[Dataset rows]
Start

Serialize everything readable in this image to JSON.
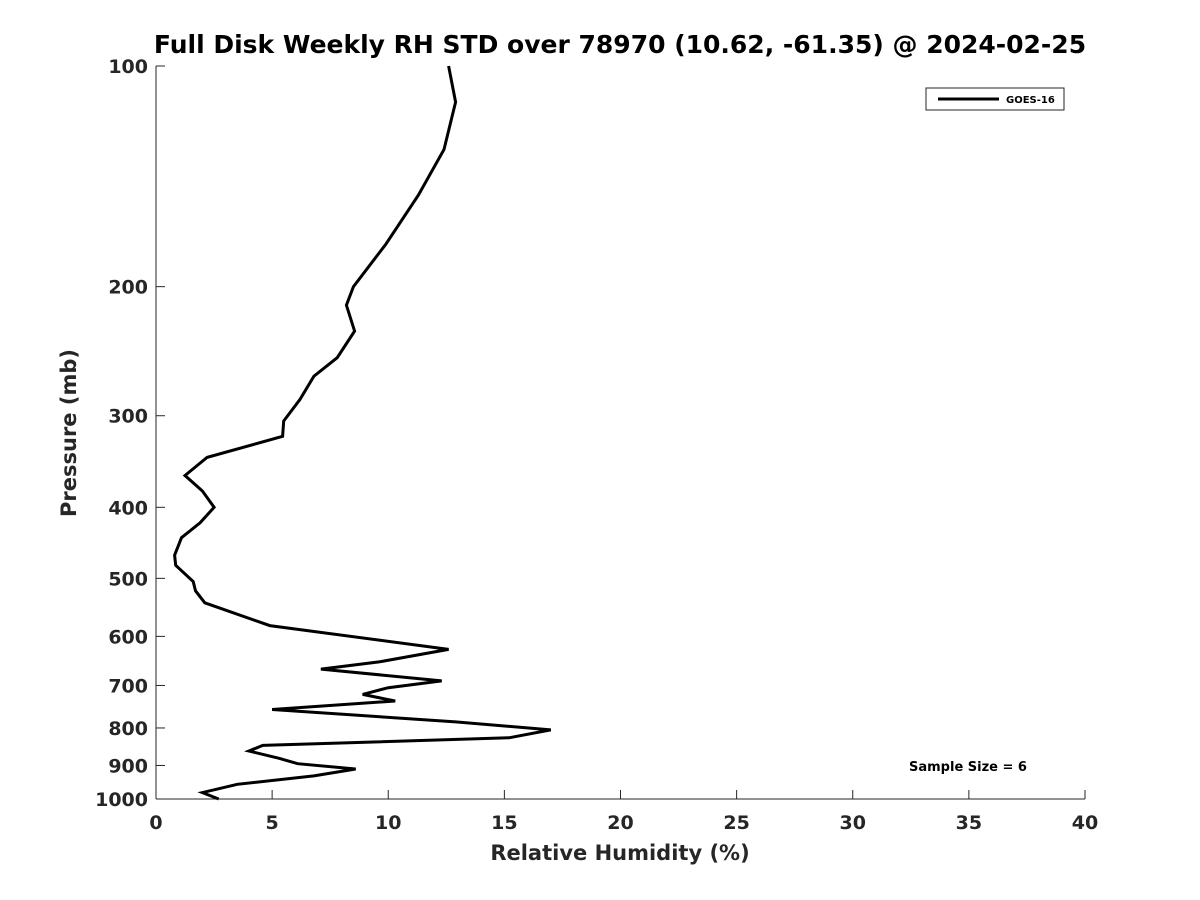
{
  "chart_data": {
    "type": "line",
    "title": "Full Disk Weekly RH STD over 78970 (10.62, -61.35) @ 2024-02-25",
    "xlabel": "Relative Humidity (%)",
    "ylabel": "Pressure (mb)",
    "xlim": [
      0,
      40
    ],
    "ylim": [
      100,
      1000
    ],
    "yscale": "log",
    "y_reversed": true,
    "grid": false,
    "x_ticks": [
      0,
      5,
      10,
      15,
      20,
      25,
      30,
      35,
      40
    ],
    "y_ticks": [
      100,
      200,
      300,
      400,
      500,
      600,
      700,
      800,
      900,
      1000
    ],
    "legend": {
      "position": "top-right",
      "entries": [
        "GOES-16"
      ]
    },
    "annotation": "Sample Size = 6",
    "series": [
      {
        "name": "GOES-16",
        "color": "#000000",
        "x": [
          12.6,
          12.9,
          12.4,
          11.3,
          9.9,
          8.5,
          8.2,
          8.55,
          7.8,
          6.8,
          6.2,
          5.5,
          5.45,
          2.2,
          1.25,
          2.0,
          2.5,
          1.9,
          1.1,
          0.8,
          0.85,
          1.6,
          1.7,
          2.1,
          4.9,
          12.6,
          9.6,
          7.1,
          12.3,
          10.0,
          8.9,
          10.3,
          5.0,
          12.9,
          17.0,
          15.2,
          4.6,
          4.0,
          5.3,
          6.1,
          8.6,
          6.8,
          3.5,
          2.0,
          2.7
        ],
        "y": [
          100,
          112,
          130,
          150,
          175,
          200,
          212,
          230,
          250,
          265,
          285,
          305,
          320,
          342,
          362,
          380,
          400,
          420,
          440,
          465,
          480,
          505,
          520,
          540,
          580,
          625,
          650,
          665,
          690,
          705,
          720,
          735,
          755,
          785,
          805,
          825,
          845,
          860,
          880,
          895,
          910,
          930,
          955,
          980,
          1000
        ]
      }
    ]
  }
}
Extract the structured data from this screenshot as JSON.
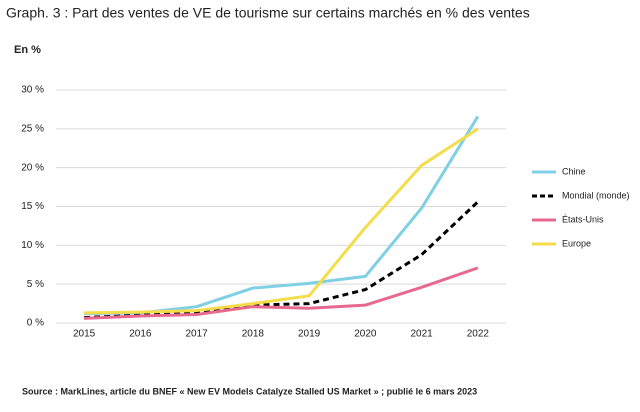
{
  "chart_data": {
    "type": "line",
    "title": "Graph. 3 : Part des ventes de VE de tourisme sur certains marchés en % des ventes",
    "y_label": "En %",
    "source": "Source : MarkLines, article du BNEF « New EV Models Catalyze Stalled US Market » ; publié le 6 mars 2023",
    "categories": [
      "2015",
      "2016",
      "2017",
      "2018",
      "2019",
      "2020",
      "2021",
      "2022"
    ],
    "series": [
      {
        "name": "Chine",
        "color": "#7fd0e5",
        "line_style": "solid",
        "values": [
          1.2,
          1.3,
          2.1,
          4.5,
          5.1,
          6.0,
          14.8,
          26.6
        ]
      },
      {
        "name": "Mondial (monde)",
        "color": "#000000",
        "line_style": "dashed",
        "values": [
          0.7,
          1.0,
          1.3,
          2.3,
          2.5,
          4.3,
          8.8,
          15.6
        ]
      },
      {
        "name": "États-Unis",
        "color": "#e8698f",
        "line_style": "solid",
        "values": [
          0.6,
          0.9,
          1.1,
          2.1,
          1.9,
          2.3,
          4.6,
          7.1
        ]
      },
      {
        "name": "Europe",
        "color": "#f5dc4a",
        "line_style": "solid",
        "values": [
          1.3,
          1.4,
          1.6,
          2.5,
          3.5,
          12.3,
          20.3,
          25.0
        ]
      }
    ],
    "ylim": [
      0,
      30
    ],
    "yticks": [
      {
        "value": 0,
        "label": "0 %"
      },
      {
        "value": 5,
        "label": "5 %"
      },
      {
        "value": 10,
        "label": "10 %"
      },
      {
        "value": 15,
        "label": "15 %"
      },
      {
        "value": 20,
        "label": "20 %"
      },
      {
        "value": 25,
        "label": "25 %"
      },
      {
        "value": 30,
        "label": "30 %"
      }
    ],
    "grid": true,
    "legend": "right"
  }
}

End

What the exercise asks
Pictures don't belong in the copy. Restate all the entries exactly.

Output below
Serialize everything readable in this image to JSON.
{
  "chart_data": {
    "type": "line",
    "title": "Full Disk Weekly RH STD over 78970 (10.62, -61.35) @ 2024-02-25",
    "xlabel": "Relative Humidity (%)",
    "ylabel": "Pressure (mb)",
    "xlim": [
      0,
      40
    ],
    "ylim": [
      100,
      1000
    ],
    "yscale": "log",
    "y_reversed": true,
    "grid": false,
    "x_ticks": [
      0,
      5,
      10,
      15,
      20,
      25,
      30,
      35,
      40
    ],
    "y_ticks": [
      100,
      200,
      300,
      400,
      500,
      600,
      700,
      800,
      900,
      1000
    ],
    "legend": {
      "position": "top-right",
      "entries": [
        "GOES-16"
      ]
    },
    "annotation": "Sample Size = 6",
    "series": [
      {
        "name": "GOES-16",
        "color": "#000000",
        "x": [
          12.6,
          12.9,
          12.4,
          11.3,
          9.9,
          8.5,
          8.2,
          8.55,
          7.8,
          6.8,
          6.2,
          5.5,
          5.45,
          2.2,
          1.25,
          2.0,
          2.5,
          1.9,
          1.1,
          0.8,
          0.85,
          1.6,
          1.7,
          2.1,
          4.9,
          12.6,
          9.6,
          7.1,
          12.3,
          10.0,
          8.9,
          10.3,
          5.0,
          12.9,
          17.0,
          15.2,
          4.6,
          4.0,
          5.3,
          6.1,
          8.6,
          6.8,
          3.5,
          2.0,
          2.7
        ],
        "y": [
          100,
          112,
          130,
          150,
          175,
          200,
          212,
          230,
          250,
          265,
          285,
          305,
          320,
          342,
          362,
          380,
          400,
          420,
          440,
          465,
          480,
          505,
          520,
          540,
          580,
          625,
          650,
          665,
          690,
          705,
          720,
          735,
          755,
          785,
          805,
          825,
          845,
          860,
          880,
          895,
          910,
          930,
          955,
          980,
          1000
        ]
      }
    ]
  }
}
Extract the structured data from this screenshot as JSON.
{
  "chart_data": {
    "type": "line",
    "title": "Graph. 3 : Part des ventes de VE de tourisme sur certains marchés en % des ventes",
    "y_label": "En %",
    "source": "Source : MarkLines, article du BNEF « New EV Models Catalyze Stalled US Market » ; publié le 6 mars 2023",
    "categories": [
      "2015",
      "2016",
      "2017",
      "2018",
      "2019",
      "2020",
      "2021",
      "2022"
    ],
    "series": [
      {
        "name": "Chine",
        "color": "#7fd0e5",
        "line_style": "solid",
        "values": [
          1.2,
          1.3,
          2.1,
          4.5,
          5.1,
          6.0,
          14.8,
          26.6
        ]
      },
      {
        "name": "Mondial (monde)",
        "color": "#000000",
        "line_style": "dashed",
        "values": [
          0.7,
          1.0,
          1.3,
          2.3,
          2.5,
          4.3,
          8.8,
          15.6
        ]
      },
      {
        "name": "États-Unis",
        "color": "#e8698f",
        "line_style": "solid",
        "values": [
          0.6,
          0.9,
          1.1,
          2.1,
          1.9,
          2.3,
          4.6,
          7.1
        ]
      },
      {
        "name": "Europe",
        "color": "#f5dc4a",
        "line_style": "solid",
        "values": [
          1.3,
          1.4,
          1.6,
          2.5,
          3.5,
          12.3,
          20.3,
          25.0
        ]
      }
    ],
    "ylim": [
      0,
      30
    ],
    "yticks": [
      {
        "value": 0,
        "label": "0 %"
      },
      {
        "value": 5,
        "label": "5 %"
      },
      {
        "value": 10,
        "label": "10 %"
      },
      {
        "value": 15,
        "label": "15 %"
      },
      {
        "value": 20,
        "label": "20 %"
      },
      {
        "value": 25,
        "label": "25 %"
      },
      {
        "value": 30,
        "label": "30 %"
      }
    ],
    "grid": true,
    "legend": "right"
  }
}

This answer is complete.